## Materials provided
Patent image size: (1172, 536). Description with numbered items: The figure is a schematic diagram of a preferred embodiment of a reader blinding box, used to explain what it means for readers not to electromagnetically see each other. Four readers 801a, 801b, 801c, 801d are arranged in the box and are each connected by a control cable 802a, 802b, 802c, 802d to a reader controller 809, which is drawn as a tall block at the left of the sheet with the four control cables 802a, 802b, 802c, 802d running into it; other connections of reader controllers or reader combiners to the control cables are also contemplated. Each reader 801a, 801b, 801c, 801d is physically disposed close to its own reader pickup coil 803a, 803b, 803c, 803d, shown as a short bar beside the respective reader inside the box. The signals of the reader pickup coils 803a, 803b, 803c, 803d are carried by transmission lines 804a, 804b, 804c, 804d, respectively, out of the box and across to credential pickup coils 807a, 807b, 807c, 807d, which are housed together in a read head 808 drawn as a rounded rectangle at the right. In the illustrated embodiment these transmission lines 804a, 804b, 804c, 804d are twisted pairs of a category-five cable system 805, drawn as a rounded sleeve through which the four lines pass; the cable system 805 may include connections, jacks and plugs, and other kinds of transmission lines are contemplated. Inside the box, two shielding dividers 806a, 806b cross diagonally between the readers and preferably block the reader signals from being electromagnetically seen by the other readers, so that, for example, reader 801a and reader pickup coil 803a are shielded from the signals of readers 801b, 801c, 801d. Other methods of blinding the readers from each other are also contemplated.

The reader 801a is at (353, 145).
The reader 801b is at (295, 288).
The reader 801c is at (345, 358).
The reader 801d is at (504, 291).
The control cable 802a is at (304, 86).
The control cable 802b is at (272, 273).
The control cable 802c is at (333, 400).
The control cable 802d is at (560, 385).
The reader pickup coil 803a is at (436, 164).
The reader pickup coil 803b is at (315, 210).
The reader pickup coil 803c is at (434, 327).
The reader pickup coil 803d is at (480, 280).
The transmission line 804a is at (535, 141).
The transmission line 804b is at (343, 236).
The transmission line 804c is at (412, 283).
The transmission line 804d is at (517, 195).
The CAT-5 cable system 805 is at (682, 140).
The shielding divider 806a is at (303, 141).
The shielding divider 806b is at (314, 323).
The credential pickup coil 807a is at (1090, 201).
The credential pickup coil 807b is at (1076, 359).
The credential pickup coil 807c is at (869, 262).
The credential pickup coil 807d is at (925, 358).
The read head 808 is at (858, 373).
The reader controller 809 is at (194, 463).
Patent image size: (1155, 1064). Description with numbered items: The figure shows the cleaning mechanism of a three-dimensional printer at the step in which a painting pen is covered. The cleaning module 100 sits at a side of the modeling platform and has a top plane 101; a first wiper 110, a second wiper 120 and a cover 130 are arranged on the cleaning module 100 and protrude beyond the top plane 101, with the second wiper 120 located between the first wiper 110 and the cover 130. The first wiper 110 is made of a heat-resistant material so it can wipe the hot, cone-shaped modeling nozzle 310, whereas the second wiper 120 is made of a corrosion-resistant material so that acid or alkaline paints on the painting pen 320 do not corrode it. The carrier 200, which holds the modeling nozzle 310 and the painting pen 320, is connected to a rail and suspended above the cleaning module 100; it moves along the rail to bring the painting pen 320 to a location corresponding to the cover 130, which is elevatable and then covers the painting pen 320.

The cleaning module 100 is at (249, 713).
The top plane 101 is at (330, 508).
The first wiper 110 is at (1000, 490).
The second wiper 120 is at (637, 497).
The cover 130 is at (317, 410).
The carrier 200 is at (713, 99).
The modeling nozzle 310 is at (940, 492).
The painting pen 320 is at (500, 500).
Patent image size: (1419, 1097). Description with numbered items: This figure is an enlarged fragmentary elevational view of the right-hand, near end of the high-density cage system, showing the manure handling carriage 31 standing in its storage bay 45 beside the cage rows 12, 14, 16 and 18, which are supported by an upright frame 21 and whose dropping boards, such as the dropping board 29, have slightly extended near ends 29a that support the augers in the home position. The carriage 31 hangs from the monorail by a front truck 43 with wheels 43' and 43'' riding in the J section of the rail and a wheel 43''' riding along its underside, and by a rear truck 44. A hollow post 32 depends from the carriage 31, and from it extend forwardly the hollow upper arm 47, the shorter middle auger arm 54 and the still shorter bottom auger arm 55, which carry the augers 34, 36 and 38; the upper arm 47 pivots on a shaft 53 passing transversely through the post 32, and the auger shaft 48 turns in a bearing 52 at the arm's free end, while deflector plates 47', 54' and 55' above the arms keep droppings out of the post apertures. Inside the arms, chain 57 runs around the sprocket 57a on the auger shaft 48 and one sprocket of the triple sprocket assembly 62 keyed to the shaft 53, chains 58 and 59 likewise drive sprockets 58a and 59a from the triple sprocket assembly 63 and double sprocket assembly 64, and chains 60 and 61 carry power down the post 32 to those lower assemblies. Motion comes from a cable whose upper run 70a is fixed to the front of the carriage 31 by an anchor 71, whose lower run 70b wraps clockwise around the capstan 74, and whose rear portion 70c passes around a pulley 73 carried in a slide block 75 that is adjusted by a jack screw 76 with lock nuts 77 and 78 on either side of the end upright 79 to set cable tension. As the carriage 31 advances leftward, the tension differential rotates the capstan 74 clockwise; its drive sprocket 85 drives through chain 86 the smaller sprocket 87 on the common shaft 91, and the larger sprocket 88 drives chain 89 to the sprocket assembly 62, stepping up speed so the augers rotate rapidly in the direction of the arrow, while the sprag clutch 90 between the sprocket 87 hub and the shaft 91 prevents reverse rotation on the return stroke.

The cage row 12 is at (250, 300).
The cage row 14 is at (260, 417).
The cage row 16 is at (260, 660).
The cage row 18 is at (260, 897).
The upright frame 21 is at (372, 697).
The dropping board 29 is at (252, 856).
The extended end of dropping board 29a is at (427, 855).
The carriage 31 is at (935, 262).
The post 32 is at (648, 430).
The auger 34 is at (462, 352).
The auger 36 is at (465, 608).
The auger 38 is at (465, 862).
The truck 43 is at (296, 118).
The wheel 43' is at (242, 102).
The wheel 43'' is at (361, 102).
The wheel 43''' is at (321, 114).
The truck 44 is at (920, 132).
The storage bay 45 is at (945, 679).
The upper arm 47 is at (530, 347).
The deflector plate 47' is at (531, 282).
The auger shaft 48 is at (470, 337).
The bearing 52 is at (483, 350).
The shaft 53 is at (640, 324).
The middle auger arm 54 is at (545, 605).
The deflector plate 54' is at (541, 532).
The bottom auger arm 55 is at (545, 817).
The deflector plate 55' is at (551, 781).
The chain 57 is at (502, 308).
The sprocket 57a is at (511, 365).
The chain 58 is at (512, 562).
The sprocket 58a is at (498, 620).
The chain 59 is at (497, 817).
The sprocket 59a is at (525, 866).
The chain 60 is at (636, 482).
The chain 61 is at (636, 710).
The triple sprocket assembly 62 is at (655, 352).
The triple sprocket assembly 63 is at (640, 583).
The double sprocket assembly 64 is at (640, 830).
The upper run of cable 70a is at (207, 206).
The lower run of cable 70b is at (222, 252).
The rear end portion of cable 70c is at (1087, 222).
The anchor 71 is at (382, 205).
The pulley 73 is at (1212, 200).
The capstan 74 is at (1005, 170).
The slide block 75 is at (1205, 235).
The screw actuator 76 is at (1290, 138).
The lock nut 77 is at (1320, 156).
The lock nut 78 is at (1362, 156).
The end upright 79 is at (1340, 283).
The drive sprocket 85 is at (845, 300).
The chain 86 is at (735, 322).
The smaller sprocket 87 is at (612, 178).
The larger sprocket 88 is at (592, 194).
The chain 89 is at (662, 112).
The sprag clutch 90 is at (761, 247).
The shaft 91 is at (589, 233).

## Task to carry out
Please format the items from the line with "Patent image size: (1155, 1064)." up to and including the line with "The painting pen 320 is at (500, 500)." as a numbered list, leaving out blank lines.

## Result of this exercise
1. Patent image size: (1155, 1064). Description with numbered items: The figure shows the cleaning mechanism of a three-dimensional printer at the step in which a painting pen is covered. The cleaning module 100 sits at a side of the modeling platform and has a top plane 101; a first wiper 110, a second wiper 120 and a cover 130 are arranged on the cleaning module 100 and protrude beyond the top plane 101, with the second wiper 120 located between the first wiper 110 and the cover 130. The first wiper 110 is made of a heat-resistant material so it can wipe the hot, cone-shaped modeling nozzle 310, whereas the second wiper 120 is made of a corrosion-resistant material so that acid or alkaline paints on the painting pen 320 do not corrode it. The carrier 200, which holds the modeling nozzle 310 and the painting pen 320, is connected to a rail and suspended above the cleaning module 100; it moves along the rail to bring the painting pen 320 to a location corresponding to the cover 130, which is elevatable and then covers the painting pen 320.
2. The cleaning module 100 is at (249, 713).
3. The top plane 101 is at (330, 508).
4. The first wiper 110 is at (1000, 490).
5. The second wiper 120 is at (637, 497).
6. The cover 130 is at (317, 410).
7. The carrier 200 is at (713, 99).
8. The modeling nozzle 310 is at (940, 492).
9. The painting pen 320 is at (500, 500).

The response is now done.